↓
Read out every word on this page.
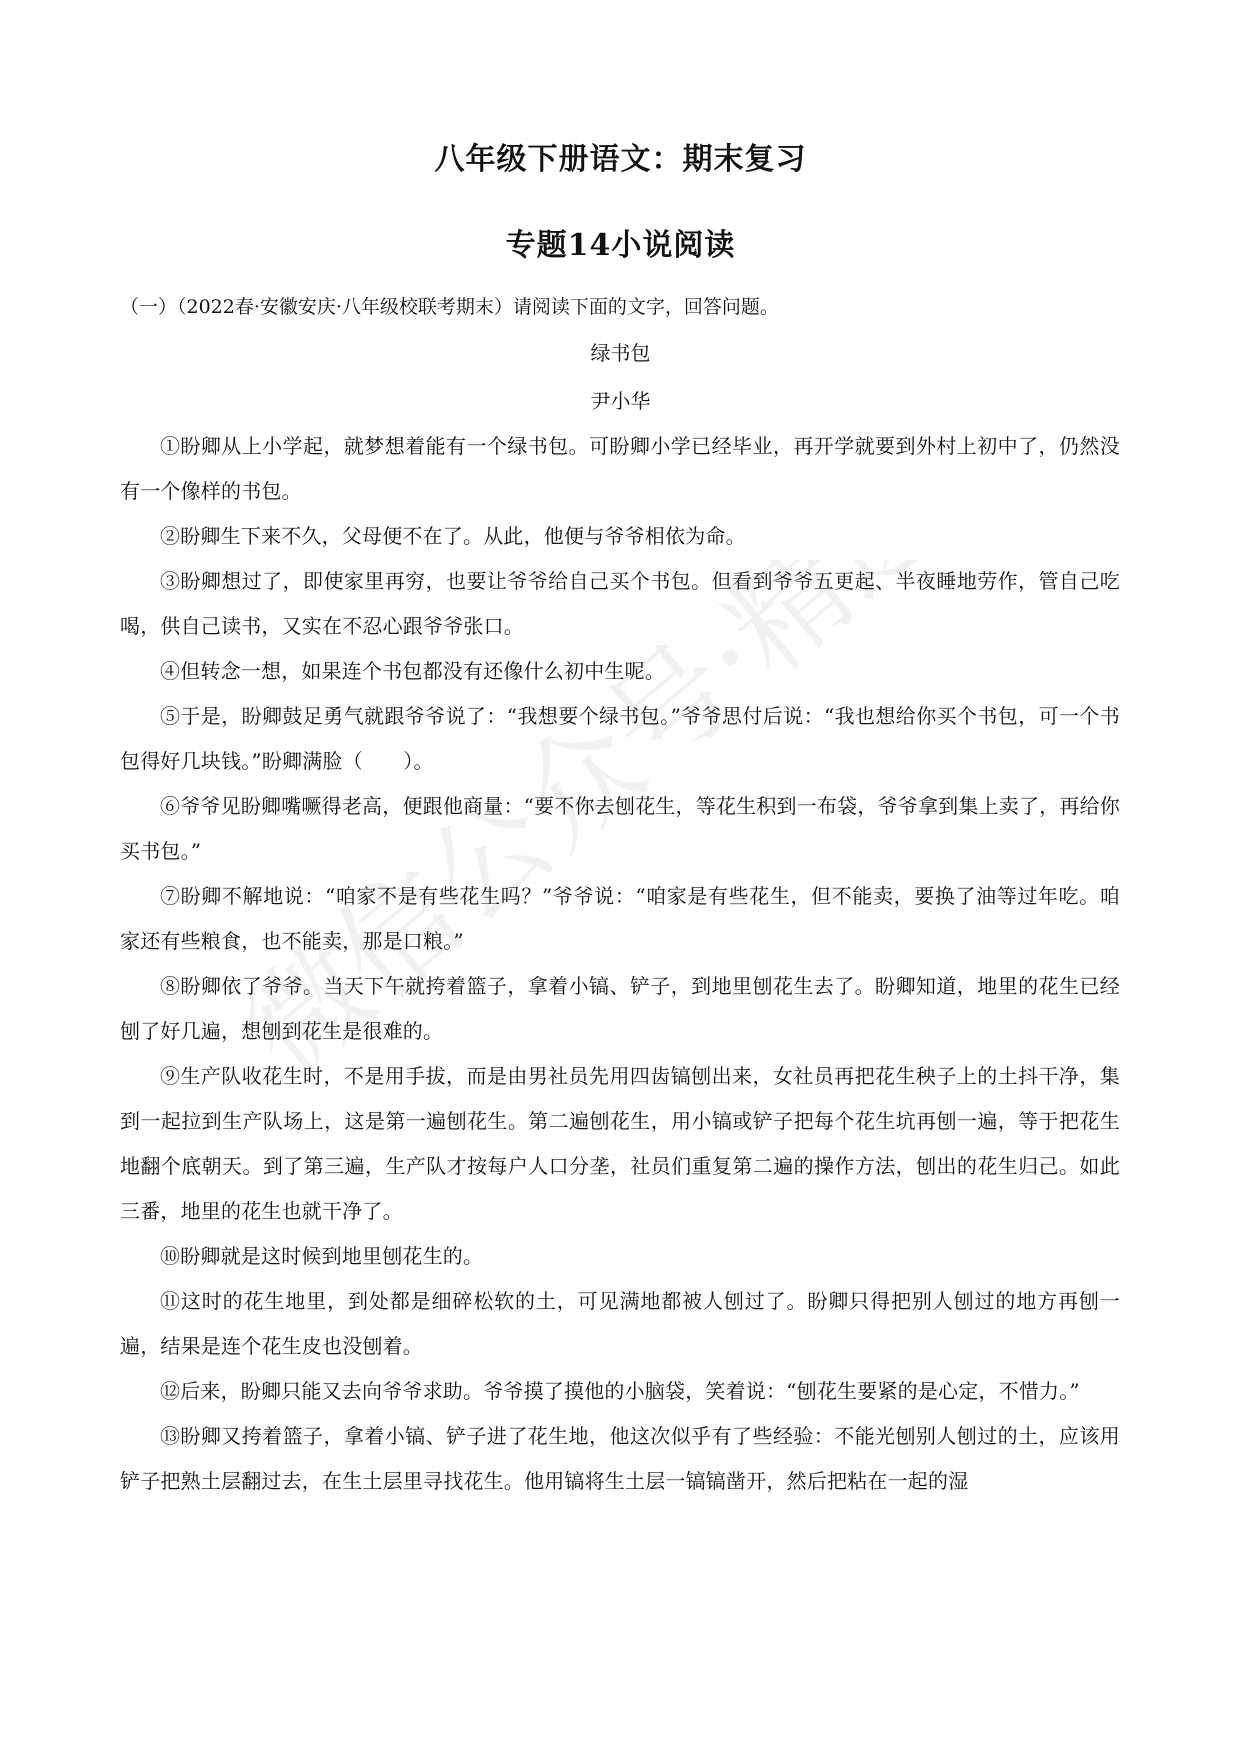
微信公众号·精选资料库
八年级下册语文：期末复习
专题14小说阅读
（一）（2022春·安徽安庆·八年级校联考期末）请阅读下面的文字，回答问题。
绿书包
尹小华

①盼卿从上小学起，就梦想着能有一个绿书包。可盼卿小学已经毕业，再开学就要到外村上初中了，仍然没有一个像样的书包。

②盼卿生下来不久，父母便不在了。从此，他便与爷爷相依为命。

③盼卿想过了，即使家里再穷，也要让爷爷给自己买个书包。但看到爷爷五更起、半夜睡地劳作，管自己吃喝，供自己读书，又实在不忍心跟爷爷张口。

④但转念一想，如果连个书包都没有还像什么初中生呢。

⑤于是，盼卿鼓足勇气就跟爷爷说了：“我想要个绿书包。”爷爷思付后说：“我也想给你买个书包，可一个书包得好几块钱。”盼卿满脸（　　）。

⑥爷爷见盼卿嘴噘得老高，便跟他商量：“要不你去刨花生，等花生积到一布袋，爷爷拿到集上卖了，再给你买书包。”

⑦盼卿不解地说：“咱家不是有些花生吗？”爷爷说：“咱家是有些花生，但不能卖，要换了油等过年吃。咱家还有些粮食，也不能卖，那是口粮。”

⑧盼卿依了爷爷。当天下午就挎着篮子，拿着小镐、铲子，到地里刨花生去了。盼卿知道，地里的花生已经刨了好几遍，想刨到花生是很难的。

⑨生产队收花生时，不是用手拔，而是由男社员先用四齿镐刨出来，女社员再把花生秧子上的土抖干净，集到一起拉到生产队场上，这是第一遍刨花生。第二遍刨花生，用小镐或铲子把每个花生坑再刨一遍，等于把花生地翻个底朝天。到了第三遍，生产队才按每户人口分垄，社员们重复第二遍的操作方法，刨出的花生归己。如此三番，地里的花生也就干净了。

⑩盼卿就是这时候到地里刨花生的。

⑪这时的花生地里，到处都是细碎松软的土，可见满地都被人刨过了。盼卿只得把别人刨过的地方再刨一遍，结果是连个花生皮也没刨着。

⑫后来，盼卿只能又去向爷爷求助。爷爷摸了摸他的小脑袋，笑着说：“刨花生要紧的是心定，不惜力。”

⑬盼卿又挎着篮子，拿着小镐、铲子进了花生地，他这次似乎有了些经验：不能光刨别人刨过的土，应该用铲子把熟土层翻过去，在生土层里寻找花生。他用镐将生土层一镐镐凿开，然后把粘在一起的湿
↑
= WORK REQUIRED =
Go through the records and copy each line with "拿着小镐" in it.

= REPLY TO THE TASK =
⑧盼卿依了爷爷。当天下午就挎着篮子，拿着小镐、铲子，到地里刨花生去了。盼卿知道，地里的花生已经刨了好几遍，想刨到花生是很难的。
⑬盼卿又挎着篮子，拿着小镐、铲子进了花生地，他这次似乎有了些经验：不能光刨别人刨过的土，应该用铲子把熟土层翻过去，在生土层里寻找花生。他用镐将生土层一镐镐凿开，然后把粘在一起的湿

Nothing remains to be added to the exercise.